**Material:**
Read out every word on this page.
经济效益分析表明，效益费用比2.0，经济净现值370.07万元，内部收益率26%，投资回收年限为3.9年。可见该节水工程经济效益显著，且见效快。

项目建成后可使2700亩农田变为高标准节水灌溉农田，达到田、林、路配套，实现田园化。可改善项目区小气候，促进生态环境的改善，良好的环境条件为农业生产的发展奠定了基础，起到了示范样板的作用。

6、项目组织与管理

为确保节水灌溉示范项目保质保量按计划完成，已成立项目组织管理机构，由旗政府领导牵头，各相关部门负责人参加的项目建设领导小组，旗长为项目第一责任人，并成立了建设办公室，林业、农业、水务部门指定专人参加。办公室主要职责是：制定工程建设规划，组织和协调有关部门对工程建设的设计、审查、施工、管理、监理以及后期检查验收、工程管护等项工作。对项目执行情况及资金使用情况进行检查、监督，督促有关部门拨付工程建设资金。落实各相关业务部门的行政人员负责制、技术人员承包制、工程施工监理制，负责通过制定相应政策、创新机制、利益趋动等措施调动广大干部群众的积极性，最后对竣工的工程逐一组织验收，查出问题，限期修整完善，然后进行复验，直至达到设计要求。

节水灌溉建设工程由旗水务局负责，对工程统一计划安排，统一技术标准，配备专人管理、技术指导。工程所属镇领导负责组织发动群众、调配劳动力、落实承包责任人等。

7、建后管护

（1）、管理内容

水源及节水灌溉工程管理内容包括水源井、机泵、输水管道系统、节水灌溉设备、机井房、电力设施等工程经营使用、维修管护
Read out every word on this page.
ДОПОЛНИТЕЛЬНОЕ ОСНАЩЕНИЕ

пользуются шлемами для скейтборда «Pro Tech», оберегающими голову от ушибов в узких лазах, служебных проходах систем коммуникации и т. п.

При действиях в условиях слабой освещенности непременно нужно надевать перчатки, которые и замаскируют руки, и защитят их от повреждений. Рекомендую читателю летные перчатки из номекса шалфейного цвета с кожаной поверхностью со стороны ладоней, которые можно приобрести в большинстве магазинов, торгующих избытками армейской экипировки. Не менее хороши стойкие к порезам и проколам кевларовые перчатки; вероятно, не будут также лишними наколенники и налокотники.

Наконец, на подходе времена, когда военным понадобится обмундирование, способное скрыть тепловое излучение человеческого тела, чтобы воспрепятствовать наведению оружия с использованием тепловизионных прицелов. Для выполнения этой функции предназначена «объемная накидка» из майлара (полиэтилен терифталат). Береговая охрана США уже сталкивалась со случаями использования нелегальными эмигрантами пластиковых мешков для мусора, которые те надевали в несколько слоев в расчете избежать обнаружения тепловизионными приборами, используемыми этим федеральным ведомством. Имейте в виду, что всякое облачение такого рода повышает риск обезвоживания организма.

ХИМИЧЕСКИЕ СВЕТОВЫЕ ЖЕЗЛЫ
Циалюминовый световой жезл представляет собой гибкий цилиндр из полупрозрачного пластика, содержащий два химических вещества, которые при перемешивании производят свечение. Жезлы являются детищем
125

**Task objective:** Print the records once more, exactly as they were given.

**Completed exercise:**
Read out every word on this page.
经济效益分析表明，效益费用比2.0，经济净现值370.07万元，内部收益率26%，投资回收年限为3.9年。可见该节水工程经济效益显著，且见效快。

项目建成后可使2700亩农田变为高标准节水灌溉农田，达到田、林、路配套，实现田园化。可改善项目区小气候，促进生态环境的改善，良好的环境条件为农业生产的发展奠定了基础，起到了示范样板的作用。

6、项目组织与管理

为确保节水灌溉示范项目保质保量按计划完成，已成立项目组织管理机构，由旗政府领导牵头，各相关部门负责人参加的项目建设领导小组，旗长为项目第一责任人，并成立了建设办公室，林业、农业、水务部门指定专人参加。办公室主要职责是：制定工程建设规划，组织和协调有关部门对工程建设的设计、审查、施工、管理、监理以及后期检查验收、工程管护等项工作。对项目执行情况及资金使用情况进行检查、监督，督促有关部门拨付工程建设资金。落实各相关业务部门的行政人员负责制、技术人员承包制、工程施工监理制，负责通过制定相应政策、创新机制、利益趋动等措施调动广大干部群众的积极性，最后对竣工的工程逐一组织验收，查出问题，限期修整完善，然后进行复验，直至达到设计要求。

节水灌溉建设工程由旗水务局负责，对工程统一计划安排，统一技术标准，配备专人管理、技术指导。工程所属镇领导负责组织发动群众、调配劳动力、落实承包责任人等。

7、建后管护

（1）、管理内容

水源及节水灌溉工程管理内容包括水源井、机泵、输水管道系统、节水灌溉设备、机井房、电力设施等工程经营使用、维修管护
Read out every word on this page.
ДОПОЛНИТЕЛЬНОЕ ОСНАЩЕНИЕ

пользуются шлемами для скейтборда «Pro Tech», оберегающими голову от ушибов в узких лазах, служебных проходах систем коммуникации и т. п.

При действиях в условиях слабой освещенности непременно нужно надевать перчатки, которые и замаскируют руки, и защитят их от повреждений. Рекомендую читателю летные перчатки из номекса шалфейного цвета с кожаной поверхностью со стороны ладоней, которые можно приобрести в большинстве магазинов, торгующих избытками армейской экипировки. Не менее хороши стойкие к порезам и проколам кевларовые перчатки; вероятно, не будут также лишними наколенники и налокотники.

Наконец, на подходе времена, когда военным понадобится обмундирование, способное скрыть тепловое излучение человеческого тела, чтобы воспрепятствовать наведению оружия с использованием тепловизионных прицелов. Для выполнения этой функции предназначена «объемная накидка» из майлара (полиэтилен терифталат). Береговая охрана США уже сталкивалась со случаями использования нелегальными эмигрантами пластиковых мешков для мусора, которые те надевали в несколько слоев в расчете избежать обнаружения тепловизионными приборами, используемыми этим федеральным ведомством. Имейте в виду, что всякое облачение такого рода повышает риск обезвоживания организма.

ХИМИЧЕСКИЕ СВЕТОВЫЕ ЖЕЗЛЫ
Циалюминовый световой жезл представляет собой гибкий цилиндр из полупрозрачного пластика, содержащий два химических вещества, которые при перемешивании производят свечение. Жезлы являются детищем
125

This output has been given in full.